— Start of Recorded information —

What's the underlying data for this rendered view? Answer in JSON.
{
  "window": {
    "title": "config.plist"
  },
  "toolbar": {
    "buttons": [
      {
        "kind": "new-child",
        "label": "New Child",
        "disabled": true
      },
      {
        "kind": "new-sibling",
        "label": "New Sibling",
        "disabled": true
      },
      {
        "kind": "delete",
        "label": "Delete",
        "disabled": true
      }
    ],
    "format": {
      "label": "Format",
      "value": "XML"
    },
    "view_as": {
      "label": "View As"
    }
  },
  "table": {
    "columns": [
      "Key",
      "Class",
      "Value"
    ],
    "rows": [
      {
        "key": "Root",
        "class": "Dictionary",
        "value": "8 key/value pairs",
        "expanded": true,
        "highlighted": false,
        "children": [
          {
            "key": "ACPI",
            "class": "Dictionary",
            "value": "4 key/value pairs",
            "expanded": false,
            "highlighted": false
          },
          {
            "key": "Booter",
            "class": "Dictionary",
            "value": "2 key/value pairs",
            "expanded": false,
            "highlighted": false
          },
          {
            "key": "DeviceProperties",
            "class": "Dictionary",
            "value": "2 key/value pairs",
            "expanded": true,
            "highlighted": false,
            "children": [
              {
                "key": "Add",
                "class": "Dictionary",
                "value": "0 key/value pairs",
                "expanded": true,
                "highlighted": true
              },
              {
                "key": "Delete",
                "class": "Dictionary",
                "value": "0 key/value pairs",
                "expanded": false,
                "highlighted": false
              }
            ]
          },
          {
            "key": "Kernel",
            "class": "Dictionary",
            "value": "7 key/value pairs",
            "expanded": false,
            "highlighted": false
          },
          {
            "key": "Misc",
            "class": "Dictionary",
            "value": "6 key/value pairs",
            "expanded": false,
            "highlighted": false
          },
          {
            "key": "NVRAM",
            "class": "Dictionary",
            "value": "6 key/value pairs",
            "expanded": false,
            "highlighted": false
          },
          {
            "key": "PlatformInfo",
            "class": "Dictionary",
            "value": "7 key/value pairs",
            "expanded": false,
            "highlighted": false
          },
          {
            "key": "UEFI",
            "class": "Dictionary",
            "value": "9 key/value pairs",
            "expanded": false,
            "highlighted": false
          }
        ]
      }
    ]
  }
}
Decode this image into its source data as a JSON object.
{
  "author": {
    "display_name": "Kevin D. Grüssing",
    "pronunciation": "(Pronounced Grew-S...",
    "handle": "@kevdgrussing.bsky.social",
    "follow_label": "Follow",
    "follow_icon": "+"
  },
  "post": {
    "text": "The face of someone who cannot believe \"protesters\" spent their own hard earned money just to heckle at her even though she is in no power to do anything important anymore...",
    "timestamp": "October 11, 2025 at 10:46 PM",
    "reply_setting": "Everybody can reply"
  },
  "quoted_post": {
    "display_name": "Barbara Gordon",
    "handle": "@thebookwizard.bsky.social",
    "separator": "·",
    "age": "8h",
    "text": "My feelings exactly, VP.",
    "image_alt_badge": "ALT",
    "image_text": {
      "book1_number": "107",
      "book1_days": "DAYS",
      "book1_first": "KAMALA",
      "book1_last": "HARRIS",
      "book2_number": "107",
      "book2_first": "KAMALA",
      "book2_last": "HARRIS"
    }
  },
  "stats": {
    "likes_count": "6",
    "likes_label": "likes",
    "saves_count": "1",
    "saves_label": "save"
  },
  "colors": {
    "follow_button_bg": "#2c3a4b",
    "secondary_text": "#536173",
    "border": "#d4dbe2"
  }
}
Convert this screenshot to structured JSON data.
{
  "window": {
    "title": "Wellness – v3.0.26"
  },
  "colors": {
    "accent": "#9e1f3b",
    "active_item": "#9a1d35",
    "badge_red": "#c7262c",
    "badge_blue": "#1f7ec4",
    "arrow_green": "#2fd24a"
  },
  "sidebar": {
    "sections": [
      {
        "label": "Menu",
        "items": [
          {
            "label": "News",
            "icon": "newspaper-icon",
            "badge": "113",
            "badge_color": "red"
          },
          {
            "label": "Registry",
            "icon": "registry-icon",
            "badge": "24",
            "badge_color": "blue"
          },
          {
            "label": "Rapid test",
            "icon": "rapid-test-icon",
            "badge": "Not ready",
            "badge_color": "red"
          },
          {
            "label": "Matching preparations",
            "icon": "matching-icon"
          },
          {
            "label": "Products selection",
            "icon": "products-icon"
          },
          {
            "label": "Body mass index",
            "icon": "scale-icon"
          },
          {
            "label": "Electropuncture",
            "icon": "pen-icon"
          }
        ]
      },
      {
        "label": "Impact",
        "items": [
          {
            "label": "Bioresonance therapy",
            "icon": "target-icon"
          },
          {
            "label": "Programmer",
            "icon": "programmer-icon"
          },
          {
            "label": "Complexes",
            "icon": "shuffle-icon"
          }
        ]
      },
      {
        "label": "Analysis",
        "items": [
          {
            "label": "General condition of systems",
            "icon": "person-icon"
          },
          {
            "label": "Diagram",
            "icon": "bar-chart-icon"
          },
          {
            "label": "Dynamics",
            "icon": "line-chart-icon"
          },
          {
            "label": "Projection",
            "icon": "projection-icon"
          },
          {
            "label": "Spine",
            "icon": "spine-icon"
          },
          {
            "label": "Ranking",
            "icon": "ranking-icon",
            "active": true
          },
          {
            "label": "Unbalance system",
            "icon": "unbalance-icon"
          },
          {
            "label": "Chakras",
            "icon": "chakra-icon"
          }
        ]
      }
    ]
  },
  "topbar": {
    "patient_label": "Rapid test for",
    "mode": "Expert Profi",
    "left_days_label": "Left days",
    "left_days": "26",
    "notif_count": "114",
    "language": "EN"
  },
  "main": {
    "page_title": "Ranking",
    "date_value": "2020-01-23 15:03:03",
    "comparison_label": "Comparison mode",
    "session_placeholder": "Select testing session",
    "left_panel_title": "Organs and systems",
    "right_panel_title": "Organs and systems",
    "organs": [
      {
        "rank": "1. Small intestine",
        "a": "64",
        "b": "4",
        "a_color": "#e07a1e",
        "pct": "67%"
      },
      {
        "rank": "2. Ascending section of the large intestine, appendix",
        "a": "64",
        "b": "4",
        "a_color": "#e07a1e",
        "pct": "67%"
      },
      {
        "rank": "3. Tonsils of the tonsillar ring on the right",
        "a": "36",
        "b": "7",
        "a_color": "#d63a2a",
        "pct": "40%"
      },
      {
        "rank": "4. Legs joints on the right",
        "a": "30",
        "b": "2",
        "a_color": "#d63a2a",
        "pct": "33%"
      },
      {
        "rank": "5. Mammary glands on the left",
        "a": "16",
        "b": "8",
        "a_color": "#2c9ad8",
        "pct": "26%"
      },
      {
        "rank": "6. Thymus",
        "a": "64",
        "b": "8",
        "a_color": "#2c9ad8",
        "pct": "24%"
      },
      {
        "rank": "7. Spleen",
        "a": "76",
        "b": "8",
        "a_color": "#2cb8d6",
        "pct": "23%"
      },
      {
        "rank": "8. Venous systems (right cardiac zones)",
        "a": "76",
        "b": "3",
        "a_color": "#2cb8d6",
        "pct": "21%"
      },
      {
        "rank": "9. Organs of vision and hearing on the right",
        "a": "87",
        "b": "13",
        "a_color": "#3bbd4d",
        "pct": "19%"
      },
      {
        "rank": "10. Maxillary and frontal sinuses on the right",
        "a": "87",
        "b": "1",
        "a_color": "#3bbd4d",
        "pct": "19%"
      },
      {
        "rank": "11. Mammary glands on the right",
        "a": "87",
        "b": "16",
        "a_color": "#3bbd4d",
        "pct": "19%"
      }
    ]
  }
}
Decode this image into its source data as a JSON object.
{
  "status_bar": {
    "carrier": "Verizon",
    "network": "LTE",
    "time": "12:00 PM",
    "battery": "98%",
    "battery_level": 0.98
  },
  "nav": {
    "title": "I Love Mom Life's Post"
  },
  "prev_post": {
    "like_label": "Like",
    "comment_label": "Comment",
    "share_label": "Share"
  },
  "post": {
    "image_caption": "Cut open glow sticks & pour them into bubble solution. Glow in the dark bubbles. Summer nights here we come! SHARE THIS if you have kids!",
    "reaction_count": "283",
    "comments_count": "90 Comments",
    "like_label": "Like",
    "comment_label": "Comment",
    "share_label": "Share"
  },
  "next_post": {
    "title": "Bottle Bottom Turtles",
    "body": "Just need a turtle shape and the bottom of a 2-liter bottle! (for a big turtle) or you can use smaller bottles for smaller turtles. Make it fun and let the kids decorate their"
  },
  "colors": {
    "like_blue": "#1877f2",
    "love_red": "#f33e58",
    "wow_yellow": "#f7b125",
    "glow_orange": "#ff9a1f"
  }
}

— End of Recorded information —

> **Brief**: In the entries above, identify every line with the word "Mammary". Copy those lines.

> **Written answer**:
        "rank": "5. Mammary glands on the left",
        "rank": "11. Mammary glands on the right",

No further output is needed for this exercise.